§ **Provided records**:
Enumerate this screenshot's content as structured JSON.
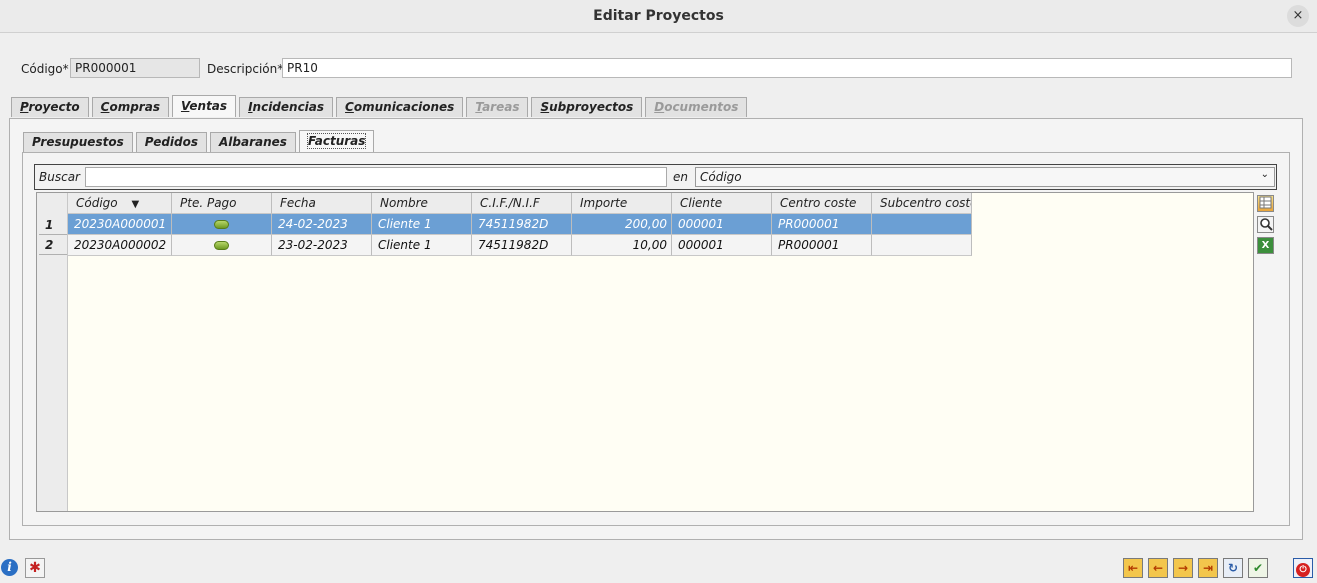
{
  "window": {
    "title": "Editar Proyectos",
    "close_icon": "×"
  },
  "header": {
    "codigo_label": "Código*",
    "codigo_value": "PR000001",
    "descripcion_label": "Descripción*",
    "descripcion_value": "PR10"
  },
  "tabs": [
    {
      "acc": "P",
      "rest": "royecto",
      "state": "normal"
    },
    {
      "acc": "C",
      "rest": "ompras",
      "state": "normal"
    },
    {
      "acc": "V",
      "rest": "entas",
      "state": "active"
    },
    {
      "acc": "I",
      "rest": "ncidencias",
      "state": "normal"
    },
    {
      "acc": "C",
      "rest": "omunicaciones",
      "state": "normal"
    },
    {
      "acc": "T",
      "rest": "areas",
      "state": "disabled"
    },
    {
      "acc": "S",
      "rest": "ubproyectos",
      "state": "normal"
    },
    {
      "acc": "D",
      "rest": "ocumentos",
      "state": "disabled"
    }
  ],
  "subtabs": [
    "Presupuestos",
    "Pedidos",
    "Albaranes",
    "Facturas"
  ],
  "search": {
    "label": "Buscar",
    "value": "",
    "en_label": "en",
    "field_selected": "Código"
  },
  "table": {
    "columns": [
      "Código",
      "Pte. Pago",
      "Fecha",
      "Nombre",
      "C.I.F./N.I.F",
      "Importe",
      "Cliente",
      "Centro coste",
      "Subcentro coste"
    ],
    "rows": [
      {
        "n": "1",
        "codigo": "20230A000001",
        "pte_pago": "green",
        "fecha": "24-02-2023",
        "nombre": "Cliente 1",
        "cif": "74511982D",
        "importe": "200,00",
        "cliente": "000001",
        "centro": "PR000001",
        "subcentro": ""
      },
      {
        "n": "2",
        "codigo": "20230A000002",
        "pte_pago": "green",
        "fecha": "23-02-2023",
        "nombre": "Cliente 1",
        "cif": "74511982D",
        "importe": "10,00",
        "cliente": "000001",
        "centro": "PR000001",
        "subcentro": ""
      }
    ]
  },
  "side_icons": [
    "table-settings-icon",
    "magnifier-icon",
    "excel-icon"
  ],
  "footer": {
    "left_icons": [
      "info-icon",
      "bug-icon"
    ],
    "nav_icons": [
      "first-icon",
      "prev-icon",
      "next-icon",
      "last-icon",
      "refresh-icon",
      "accept-icon"
    ],
    "power_icon": "power-icon"
  }
}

§ **What is asked**: Without the pictures, repeat the listing above exactly.

§ **Written solution**:
Enumerate this screenshot's content as structured JSON.
{
  "window": {
    "title": "Editar Proyectos",
    "close_icon": "×"
  },
  "header": {
    "codigo_label": "Código*",
    "codigo_value": "PR000001",
    "descripcion_label": "Descripción*",
    "descripcion_value": "PR10"
  },
  "tabs": [
    {
      "acc": "P",
      "rest": "royecto",
      "state": "normal"
    },
    {
      "acc": "C",
      "rest": "ompras",
      "state": "normal"
    },
    {
      "acc": "V",
      "rest": "entas",
      "state": "active"
    },
    {
      "acc": "I",
      "rest": "ncidencias",
      "state": "normal"
    },
    {
      "acc": "C",
      "rest": "omunicaciones",
      "state": "normal"
    },
    {
      "acc": "T",
      "rest": "areas",
      "state": "disabled"
    },
    {
      "acc": "S",
      "rest": "ubproyectos",
      "state": "normal"
    },
    {
      "acc": "D",
      "rest": "ocumentos",
      "state": "disabled"
    }
  ],
  "subtabs": [
    "Presupuestos",
    "Pedidos",
    "Albaranes",
    "Facturas"
  ],
  "search": {
    "label": "Buscar",
    "value": "",
    "en_label": "en",
    "field_selected": "Código"
  },
  "table": {
    "columns": [
      "Código",
      "Pte. Pago",
      "Fecha",
      "Nombre",
      "C.I.F./N.I.F",
      "Importe",
      "Cliente",
      "Centro coste",
      "Subcentro coste"
    ],
    "rows": [
      {
        "n": "1",
        "codigo": "20230A000001",
        "pte_pago": "green",
        "fecha": "24-02-2023",
        "nombre": "Cliente 1",
        "cif": "74511982D",
        "importe": "200,00",
        "cliente": "000001",
        "centro": "PR000001",
        "subcentro": ""
      },
      {
        "n": "2",
        "codigo": "20230A000002",
        "pte_pago": "green",
        "fecha": "23-02-2023",
        "nombre": "Cliente 1",
        "cif": "74511982D",
        "importe": "10,00",
        "cliente": "000001",
        "centro": "PR000001",
        "subcentro": ""
      }
    ]
  },
  "side_icons": [
    "table-settings-icon",
    "magnifier-icon",
    "excel-icon"
  ],
  "footer": {
    "left_icons": [
      "info-icon",
      "bug-icon"
    ],
    "nav_icons": [
      "first-icon",
      "prev-icon",
      "next-icon",
      "last-icon",
      "refresh-icon",
      "accept-icon"
    ],
    "power_icon": "power-icon"
  }
}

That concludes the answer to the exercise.